Ainsi en 1994, Dell incorpore dans son modèle les opportunités d’e-commerce générées par Internet, tandis qu’Amazon apparaît, en tant qu’acteur natif du modèle e-commerce. Acteur de second rôle sur le marché des PCs, Dell se trouve propulsé sur le devant de la scène grâce à cette approche. Amazon attendra plus longtemps car, comme Google, apparu en 1998, on voit que la route est longue avant de rentabiliser un modèle qui nécessite d’atteindre un certain volume de données pour perdurer, mais aussi de construire le socle des plates-formes numériques qui supporteront la croissance desdits volumes.
Les années 2000, en plus du krach boursier de 2001-2002 qui a suivi l’explosion de la bulle Internet, sont aussi des années pivots où progressivement, l’e-commerce est devenu une réalité, le poids de l’économie s’est mis à reposer davantage sur les services que sur les biens, tandis que la mondialisation conduisait à délocaliser toujours plus les activités manufacturières, au vu du faible coût de main d’œuvre de certains pays émergents. Lesquels sont devenus capables de racheter des entreprises occidentales et de développer leur propre marque, comme le chinois Lenovo, lequel rachète l’activité PC d’IBM en 2005, puis la division serveurs en 2014.
:::::
Objectifs:
A) D'après le texte sur l'essor de l'e-commerce, en quelle année Lenovo rachète-t-il l'activité PC d'IBM ?
B) Restituez mot pour mot le passage du texte sur l'essor de l'e-commerce qui commence à « Ainsi en 1994, Dell » et se termine à « croissance desdits volumes. ».
La liste qui suit provient d'une autre source.

Données de coordonnées de mise en page:
:::::
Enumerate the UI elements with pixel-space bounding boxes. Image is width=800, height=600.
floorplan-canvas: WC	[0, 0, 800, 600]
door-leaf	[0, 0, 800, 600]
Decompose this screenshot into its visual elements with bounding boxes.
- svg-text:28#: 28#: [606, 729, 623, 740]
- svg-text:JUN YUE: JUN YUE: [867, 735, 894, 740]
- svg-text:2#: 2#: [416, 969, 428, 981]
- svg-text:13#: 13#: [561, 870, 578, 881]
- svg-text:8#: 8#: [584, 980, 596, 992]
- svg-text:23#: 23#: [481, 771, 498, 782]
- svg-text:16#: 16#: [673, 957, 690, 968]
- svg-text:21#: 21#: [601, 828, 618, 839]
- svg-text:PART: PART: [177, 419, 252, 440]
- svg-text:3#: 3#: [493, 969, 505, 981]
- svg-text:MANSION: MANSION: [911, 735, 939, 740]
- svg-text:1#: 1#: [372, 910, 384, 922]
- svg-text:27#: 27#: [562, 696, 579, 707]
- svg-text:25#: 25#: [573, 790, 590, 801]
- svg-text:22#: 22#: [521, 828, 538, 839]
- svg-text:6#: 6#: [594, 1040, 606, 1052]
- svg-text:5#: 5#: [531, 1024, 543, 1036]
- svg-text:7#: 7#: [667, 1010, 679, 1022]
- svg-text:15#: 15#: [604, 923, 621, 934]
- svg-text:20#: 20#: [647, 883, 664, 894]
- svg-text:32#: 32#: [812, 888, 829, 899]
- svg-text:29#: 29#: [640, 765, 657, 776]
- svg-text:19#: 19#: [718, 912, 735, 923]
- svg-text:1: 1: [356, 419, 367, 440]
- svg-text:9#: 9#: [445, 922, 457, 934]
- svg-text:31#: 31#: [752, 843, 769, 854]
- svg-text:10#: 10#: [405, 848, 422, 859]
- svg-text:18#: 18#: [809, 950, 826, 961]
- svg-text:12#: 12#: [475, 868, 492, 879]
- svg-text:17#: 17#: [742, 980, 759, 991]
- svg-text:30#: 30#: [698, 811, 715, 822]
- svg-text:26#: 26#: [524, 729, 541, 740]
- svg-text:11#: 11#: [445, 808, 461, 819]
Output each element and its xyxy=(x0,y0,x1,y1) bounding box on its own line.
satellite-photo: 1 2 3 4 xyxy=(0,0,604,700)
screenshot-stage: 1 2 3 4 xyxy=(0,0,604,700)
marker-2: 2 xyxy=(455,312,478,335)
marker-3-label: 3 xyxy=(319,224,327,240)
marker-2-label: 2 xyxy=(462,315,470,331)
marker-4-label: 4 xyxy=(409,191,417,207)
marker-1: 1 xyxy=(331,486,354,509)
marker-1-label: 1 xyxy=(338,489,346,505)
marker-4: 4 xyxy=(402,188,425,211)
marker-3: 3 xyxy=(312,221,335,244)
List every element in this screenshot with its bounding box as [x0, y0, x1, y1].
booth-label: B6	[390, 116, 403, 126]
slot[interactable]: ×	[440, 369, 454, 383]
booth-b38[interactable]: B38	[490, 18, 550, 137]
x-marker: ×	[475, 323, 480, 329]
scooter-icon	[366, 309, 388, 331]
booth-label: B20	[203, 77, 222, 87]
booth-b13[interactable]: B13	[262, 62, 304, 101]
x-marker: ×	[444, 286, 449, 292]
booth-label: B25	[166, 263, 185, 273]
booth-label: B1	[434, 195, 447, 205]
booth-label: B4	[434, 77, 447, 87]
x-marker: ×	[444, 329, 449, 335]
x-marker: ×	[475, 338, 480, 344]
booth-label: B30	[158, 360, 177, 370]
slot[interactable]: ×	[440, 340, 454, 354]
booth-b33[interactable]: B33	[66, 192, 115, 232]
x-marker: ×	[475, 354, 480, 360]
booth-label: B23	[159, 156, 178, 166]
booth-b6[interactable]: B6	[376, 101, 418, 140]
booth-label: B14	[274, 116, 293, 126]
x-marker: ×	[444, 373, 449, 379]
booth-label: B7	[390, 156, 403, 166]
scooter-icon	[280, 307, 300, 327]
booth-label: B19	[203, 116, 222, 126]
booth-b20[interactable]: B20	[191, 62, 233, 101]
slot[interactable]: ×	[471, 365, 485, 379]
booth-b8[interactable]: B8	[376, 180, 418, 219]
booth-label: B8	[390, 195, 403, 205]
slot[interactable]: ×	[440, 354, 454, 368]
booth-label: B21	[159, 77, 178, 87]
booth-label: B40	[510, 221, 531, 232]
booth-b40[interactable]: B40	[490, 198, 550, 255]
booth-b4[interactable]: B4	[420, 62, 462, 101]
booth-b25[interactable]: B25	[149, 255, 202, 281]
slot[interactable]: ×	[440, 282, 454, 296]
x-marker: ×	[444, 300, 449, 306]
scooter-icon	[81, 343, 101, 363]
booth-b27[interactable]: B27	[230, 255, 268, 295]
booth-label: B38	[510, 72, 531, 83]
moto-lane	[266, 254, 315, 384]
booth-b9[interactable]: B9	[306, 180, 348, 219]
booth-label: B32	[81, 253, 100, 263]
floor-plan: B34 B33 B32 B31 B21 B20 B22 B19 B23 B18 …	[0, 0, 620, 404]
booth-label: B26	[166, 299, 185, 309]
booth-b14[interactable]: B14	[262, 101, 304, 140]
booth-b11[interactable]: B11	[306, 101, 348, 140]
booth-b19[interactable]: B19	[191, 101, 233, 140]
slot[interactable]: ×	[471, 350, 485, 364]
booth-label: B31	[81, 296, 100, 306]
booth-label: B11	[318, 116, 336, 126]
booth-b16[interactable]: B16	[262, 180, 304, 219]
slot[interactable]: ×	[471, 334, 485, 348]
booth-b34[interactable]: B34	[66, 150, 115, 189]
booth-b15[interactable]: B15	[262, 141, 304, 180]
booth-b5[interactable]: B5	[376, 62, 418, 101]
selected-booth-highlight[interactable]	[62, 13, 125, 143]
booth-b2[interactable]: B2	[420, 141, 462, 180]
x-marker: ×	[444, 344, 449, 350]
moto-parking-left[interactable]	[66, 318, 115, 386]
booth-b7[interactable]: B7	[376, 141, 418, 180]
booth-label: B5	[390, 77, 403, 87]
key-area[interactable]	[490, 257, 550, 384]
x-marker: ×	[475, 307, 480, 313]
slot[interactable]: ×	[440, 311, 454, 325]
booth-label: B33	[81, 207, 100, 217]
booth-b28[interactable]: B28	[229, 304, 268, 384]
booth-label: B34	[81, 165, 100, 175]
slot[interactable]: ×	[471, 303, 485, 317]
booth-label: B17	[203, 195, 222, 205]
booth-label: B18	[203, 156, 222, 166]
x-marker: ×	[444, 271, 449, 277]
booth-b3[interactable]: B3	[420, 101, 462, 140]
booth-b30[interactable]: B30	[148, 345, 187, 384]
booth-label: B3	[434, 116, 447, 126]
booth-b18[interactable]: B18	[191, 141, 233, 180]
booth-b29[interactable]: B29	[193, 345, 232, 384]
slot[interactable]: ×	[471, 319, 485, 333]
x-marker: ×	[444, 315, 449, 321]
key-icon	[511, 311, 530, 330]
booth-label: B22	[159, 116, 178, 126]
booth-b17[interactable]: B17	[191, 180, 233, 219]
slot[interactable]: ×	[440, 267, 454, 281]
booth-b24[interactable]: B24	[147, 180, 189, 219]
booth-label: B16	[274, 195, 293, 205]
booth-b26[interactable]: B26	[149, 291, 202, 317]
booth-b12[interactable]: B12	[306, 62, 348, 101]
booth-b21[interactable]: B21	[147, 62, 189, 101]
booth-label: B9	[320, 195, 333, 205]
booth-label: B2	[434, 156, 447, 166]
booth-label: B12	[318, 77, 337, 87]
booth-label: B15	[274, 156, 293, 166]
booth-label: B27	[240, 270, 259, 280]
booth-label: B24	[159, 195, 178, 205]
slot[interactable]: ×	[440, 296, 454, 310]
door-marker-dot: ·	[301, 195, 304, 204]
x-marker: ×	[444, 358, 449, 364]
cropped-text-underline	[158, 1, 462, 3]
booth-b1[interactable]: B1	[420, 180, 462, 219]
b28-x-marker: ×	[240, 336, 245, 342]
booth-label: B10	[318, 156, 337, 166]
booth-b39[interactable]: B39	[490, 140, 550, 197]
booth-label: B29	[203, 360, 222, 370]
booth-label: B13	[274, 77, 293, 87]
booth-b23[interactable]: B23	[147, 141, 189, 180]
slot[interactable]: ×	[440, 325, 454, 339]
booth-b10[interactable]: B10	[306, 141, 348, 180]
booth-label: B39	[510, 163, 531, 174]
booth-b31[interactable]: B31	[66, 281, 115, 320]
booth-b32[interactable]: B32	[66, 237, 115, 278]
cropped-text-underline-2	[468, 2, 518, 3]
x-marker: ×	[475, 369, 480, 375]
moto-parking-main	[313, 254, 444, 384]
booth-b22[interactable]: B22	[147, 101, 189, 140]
:::::
Résultats:
A) En 2005.

B)
Ainsi en 1994, Dell incorpore dans son modèle les opportunités d’e-commerce générées par Internet, tandis qu’Amazon apparaît, en tant qu’acteur natif du modèle e-commerce. Acteur de second rôle sur le marché des PCs, Dell se trouve propulsé sur le devant de la scène grâce à cette approche. Amazon attendra plus longtemps car, comme Google, apparu en 1998, on voit que la route est longue avant de rentabiliser un modèle qui nécessite d’atteindre un certain volume de données pour perdurer, mais aussi de construire le socle des plates-formes numériques qui supporteront la croissance desdits volumes.